[Stored entries]

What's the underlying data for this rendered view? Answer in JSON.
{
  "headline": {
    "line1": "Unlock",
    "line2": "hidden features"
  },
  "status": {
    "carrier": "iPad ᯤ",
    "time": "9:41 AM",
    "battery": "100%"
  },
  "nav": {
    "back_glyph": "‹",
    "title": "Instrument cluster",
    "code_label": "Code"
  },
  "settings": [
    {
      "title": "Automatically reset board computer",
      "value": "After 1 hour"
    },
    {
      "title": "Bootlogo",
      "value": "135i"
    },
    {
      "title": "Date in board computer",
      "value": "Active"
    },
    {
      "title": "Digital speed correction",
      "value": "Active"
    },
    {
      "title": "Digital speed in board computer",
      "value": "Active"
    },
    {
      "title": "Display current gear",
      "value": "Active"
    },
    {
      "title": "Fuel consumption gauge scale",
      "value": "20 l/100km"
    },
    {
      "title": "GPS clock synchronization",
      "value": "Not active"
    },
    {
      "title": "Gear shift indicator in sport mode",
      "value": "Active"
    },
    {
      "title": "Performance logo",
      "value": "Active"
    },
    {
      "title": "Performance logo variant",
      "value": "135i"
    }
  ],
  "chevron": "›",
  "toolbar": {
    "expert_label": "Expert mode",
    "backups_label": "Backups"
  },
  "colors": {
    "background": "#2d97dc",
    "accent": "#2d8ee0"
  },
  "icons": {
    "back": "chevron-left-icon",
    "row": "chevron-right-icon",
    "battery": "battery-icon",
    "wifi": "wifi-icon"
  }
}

- _EXERCISE TASK_
Reproduce each entry word for word.

- _RESPONSE_
What's the underlying data for this rendered view? Answer in JSON.
{
  "headline": {
    "line1": "Unlock",
    "line2": "hidden features"
  },
  "status": {
    "carrier": "iPad ᯤ",
    "time": "9:41 AM",
    "battery": "100%"
  },
  "nav": {
    "back_glyph": "‹",
    "title": "Instrument cluster",
    "code_label": "Code"
  },
  "settings": [
    {
      "title": "Automatically reset board computer",
      "value": "After 1 hour"
    },
    {
      "title": "Bootlogo",
      "value": "135i"
    },
    {
      "title": "Date in board computer",
      "value": "Active"
    },
    {
      "title": "Digital speed correction",
      "value": "Active"
    },
    {
      "title": "Digital speed in board computer",
      "value": "Active"
    },
    {
      "title": "Display current gear",
      "value": "Active"
    },
    {
      "title": "Fuel consumption gauge scale",
      "value": "20 l/100km"
    },
    {
      "title": "GPS clock synchronization",
      "value": "Not active"
    },
    {
      "title": "Gear shift indicator in sport mode",
      "value": "Active"
    },
    {
      "title": "Performance logo",
      "value": "Active"
    },
    {
      "title": "Performance logo variant",
      "value": "135i"
    }
  ],
  "chevron": "›",
  "toolbar": {
    "expert_label": "Expert mode",
    "backups_label": "Backups"
  },
  "colors": {
    "background": "#2d97dc",
    "accent": "#2d8ee0"
  },
  "icons": {
    "back": "chevron-left-icon",
    "row": "chevron-right-icon",
    "battery": "battery-icon",
    "wifi": "wifi-icon"
  }
}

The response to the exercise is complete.